_Instructions for the task_
From the entries that follow, gather each line holding the word "场景测试".

_Provided data_

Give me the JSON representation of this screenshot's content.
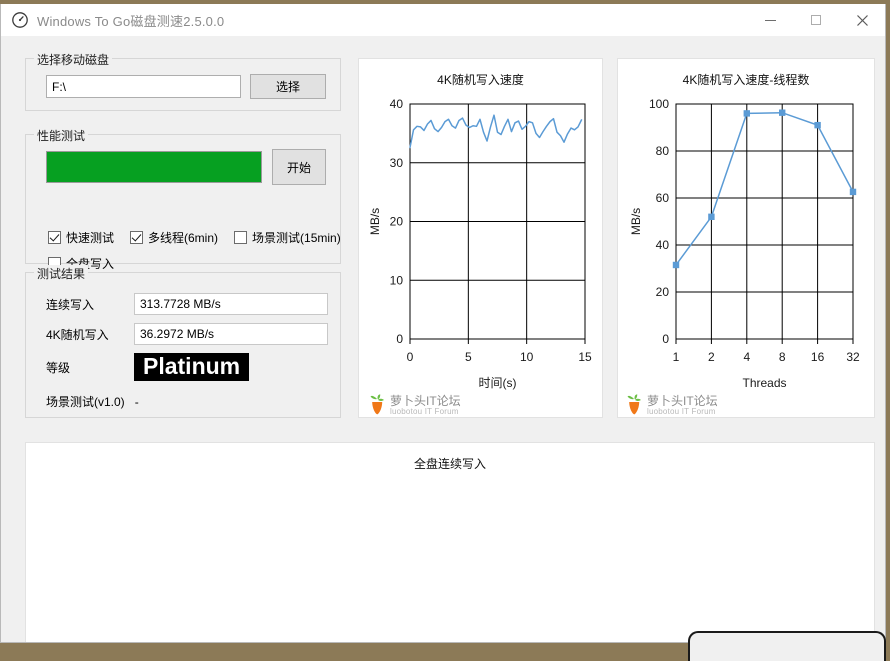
{
  "window": {
    "title": "Windows To Go磁盘测速2.5.0.0",
    "app_icon": "speedometer-icon",
    "controls": {
      "minimize": "—",
      "maximize": "□",
      "close": "✕"
    }
  },
  "disk_group": {
    "legend": "选择移动磁盘",
    "path_value": "F:\\",
    "path_placeholder": "",
    "select_button": "选择"
  },
  "perf_group": {
    "legend": "性能测试",
    "start_button": "开始",
    "progress_percent": 100,
    "progress_color": "#06A021",
    "checkboxes": [
      {
        "label": "快速测试",
        "checked": true
      },
      {
        "label": "多线程(6min)",
        "checked": true
      },
      {
        "label": "场景测试(15min)",
        "checked": false
      },
      {
        "label": "全盘写入",
        "checked": false
      }
    ]
  },
  "result_group": {
    "legend": "测试结果",
    "rows": [
      {
        "label": "连续写入",
        "value": "313.7728 MB/s"
      },
      {
        "label": "4K随机写入",
        "value": "36.2972 MB/s"
      }
    ],
    "grade_label": "等级",
    "grade_value": "Platinum",
    "scene_label": "场景测试(v1.0)",
    "scene_value": "-"
  },
  "watermark": {
    "cn": "萝卜头IT论坛",
    "en": "luobotou IT Forum",
    "icon": "carrot-icon"
  },
  "chart_data": [
    {
      "id": "chart1",
      "type": "line",
      "title": "4K随机写入速度",
      "xlabel": "时间(s)",
      "ylabel": "MB/s",
      "xlim": [
        0,
        15
      ],
      "ylim": [
        0,
        40
      ],
      "xticks": [
        0,
        5,
        10,
        15
      ],
      "yticks": [
        0,
        10,
        20,
        30,
        40
      ],
      "grid": true,
      "line_color": "#5B9BD5",
      "x": [
        0.0,
        0.3,
        0.6,
        0.9,
        1.2,
        1.5,
        1.8,
        2.1,
        2.4,
        2.7,
        3.0,
        3.3,
        3.6,
        3.9,
        4.2,
        4.5,
        4.8,
        5.1,
        5.4,
        5.7,
        6.0,
        6.3,
        6.6,
        6.9,
        7.2,
        7.5,
        7.8,
        8.1,
        8.4,
        8.7,
        9.0,
        9.3,
        9.6,
        9.9,
        10.2,
        10.5,
        10.8,
        11.1,
        11.4,
        11.7,
        12.0,
        12.3,
        12.6,
        12.9,
        13.2,
        13.5,
        13.8,
        14.1,
        14.4,
        14.7
      ],
      "y": [
        32.6,
        35.6,
        36.2,
        36.1,
        35.5,
        36.6,
        37.2,
        35.8,
        35.3,
        36.0,
        37.0,
        37.4,
        36.3,
        35.9,
        37.2,
        37.6,
        36.4,
        36.0,
        36.3,
        36.2,
        37.4,
        35.2,
        33.7,
        36.1,
        38.1,
        35.2,
        34.8,
        36.2,
        37.4,
        35.3,
        36.8,
        37.1,
        35.7,
        36.2,
        37.0,
        36.8,
        35.0,
        34.3,
        35.3,
        36.2,
        37.0,
        37.5,
        35.2,
        34.6,
        33.5,
        34.9,
        35.9,
        35.6,
        36.1,
        37.3
      ]
    },
    {
      "id": "chart2",
      "type": "line",
      "title": "4K随机写入速度-线程数",
      "xlabel": "Threads",
      "ylabel": "MB/s",
      "ylim": [
        0,
        100
      ],
      "yticks": [
        0,
        20,
        40,
        60,
        80,
        100
      ],
      "grid": true,
      "line_color": "#5B9BD5",
      "marker": "square",
      "categories": [
        "1",
        "2",
        "4",
        "8",
        "16",
        "32"
      ],
      "values": [
        31.5,
        52.0,
        96.0,
        96.3,
        91.0,
        62.6
      ]
    },
    {
      "id": "chart3",
      "type": "line",
      "title": "全盘连续写入",
      "xlabel": "",
      "ylabel": "",
      "grid": false,
      "x": [],
      "y": []
    }
  ]
}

_Answer for the task_
        "label": "场景测试(15min)",
    "scene_label": "场景测试(v1.0)",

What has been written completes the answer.